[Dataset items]
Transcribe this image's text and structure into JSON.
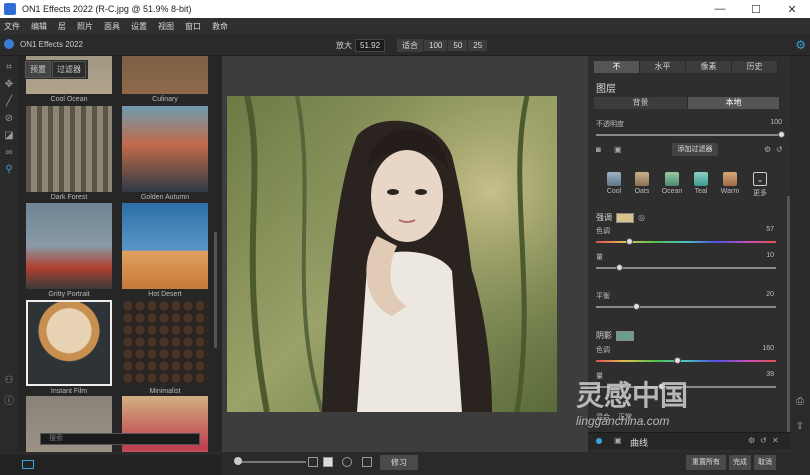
{
  "window": {
    "title": "ON1 Effects 2022 (R-C.jpg @ 51.9% 8-bit)"
  },
  "menu": [
    "文件",
    "编辑",
    "层",
    "照片",
    "面具",
    "设置",
    "视图",
    "窗口",
    "救命"
  ],
  "brand": "ON1 Effects 2022",
  "zoom": {
    "label": "放大",
    "value": "51.92",
    "fit": "适合",
    "z100": "100",
    "z50": "50",
    "z25": "25"
  },
  "browser": {
    "tabs": [
      "预置",
      "过滤器"
    ],
    "items": [
      "Cool Ocean",
      "Culinary",
      "Dark Forest",
      "Golden Autumn",
      "Gritty Portrait",
      "Hot Desert",
      "Instant Film",
      "Minimalist"
    ],
    "search_placeholder": "搜索"
  },
  "panel": {
    "mode_tabs": [
      "不",
      "水平",
      "像素",
      "历史"
    ],
    "section_title": "图层",
    "blend_tabs": [
      "背景",
      "本地"
    ],
    "opacity_label": "不透明度",
    "opacity_value": "100",
    "add_filter": "添加过滤器",
    "presets": [
      "Cool",
      "Oats",
      "Ocean",
      "Teal",
      "Warm",
      "更多"
    ],
    "highlights": {
      "label": "强调",
      "hue_label": "色调",
      "hue_value": "57",
      "amount_label": "量",
      "amount_value": "10"
    },
    "balance": {
      "label": "平衡",
      "value": "20"
    },
    "shadows": {
      "label": "阴影",
      "hue_label": "色调",
      "hue_value": "160",
      "amount_label": "量",
      "amount_value": "39"
    },
    "curves": "曲线",
    "blend_mode": "混合",
    "blend_value": "正常"
  },
  "bottom": {
    "retouch": "修习"
  },
  "actions": [
    "重置所有",
    "完成",
    "取消"
  ],
  "watermark": {
    "text": "灵感中国",
    "url": "lingganchina.com"
  },
  "colors": {
    "accent": "#3aa0e0",
    "highlight_swatch": "#d8c48a",
    "shadow_swatch": "#6a9e8e"
  }
}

Requirement:
Print the listing above in full, exactly as written. Omit any pictures.

Solution for this task:
Transcribe this image's text and structure into JSON.
{
  "window": {
    "title": "ON1 Effects 2022 (R-C.jpg @ 51.9% 8-bit)"
  },
  "menu": [
    "文件",
    "编辑",
    "层",
    "照片",
    "面具",
    "设置",
    "视图",
    "窗口",
    "救命"
  ],
  "brand": "ON1 Effects 2022",
  "zoom": {
    "label": "放大",
    "value": "51.92",
    "fit": "适合",
    "z100": "100",
    "z50": "50",
    "z25": "25"
  },
  "browser": {
    "tabs": [
      "预置",
      "过滤器"
    ],
    "items": [
      "Cool Ocean",
      "Culinary",
      "Dark Forest",
      "Golden Autumn",
      "Gritty Portrait",
      "Hot Desert",
      "Instant Film",
      "Minimalist"
    ],
    "search_placeholder": "搜索"
  },
  "panel": {
    "mode_tabs": [
      "不",
      "水平",
      "像素",
      "历史"
    ],
    "section_title": "图层",
    "blend_tabs": [
      "背景",
      "本地"
    ],
    "opacity_label": "不透明度",
    "opacity_value": "100",
    "add_filter": "添加过滤器",
    "presets": [
      "Cool",
      "Oats",
      "Ocean",
      "Teal",
      "Warm",
      "更多"
    ],
    "highlights": {
      "label": "强调",
      "hue_label": "色调",
      "hue_value": "57",
      "amount_label": "量",
      "amount_value": "10"
    },
    "balance": {
      "label": "平衡",
      "value": "20"
    },
    "shadows": {
      "label": "阴影",
      "hue_label": "色调",
      "hue_value": "160",
      "amount_label": "量",
      "amount_value": "39"
    },
    "curves": "曲线",
    "blend_mode": "混合",
    "blend_value": "正常"
  },
  "bottom": {
    "retouch": "修习"
  },
  "actions": [
    "重置所有",
    "完成",
    "取消"
  ],
  "watermark": {
    "text": "灵感中国",
    "url": "lingganchina.com"
  },
  "colors": {
    "accent": "#3aa0e0",
    "highlight_swatch": "#d8c48a",
    "shadow_swatch": "#6a9e8e"
  }
}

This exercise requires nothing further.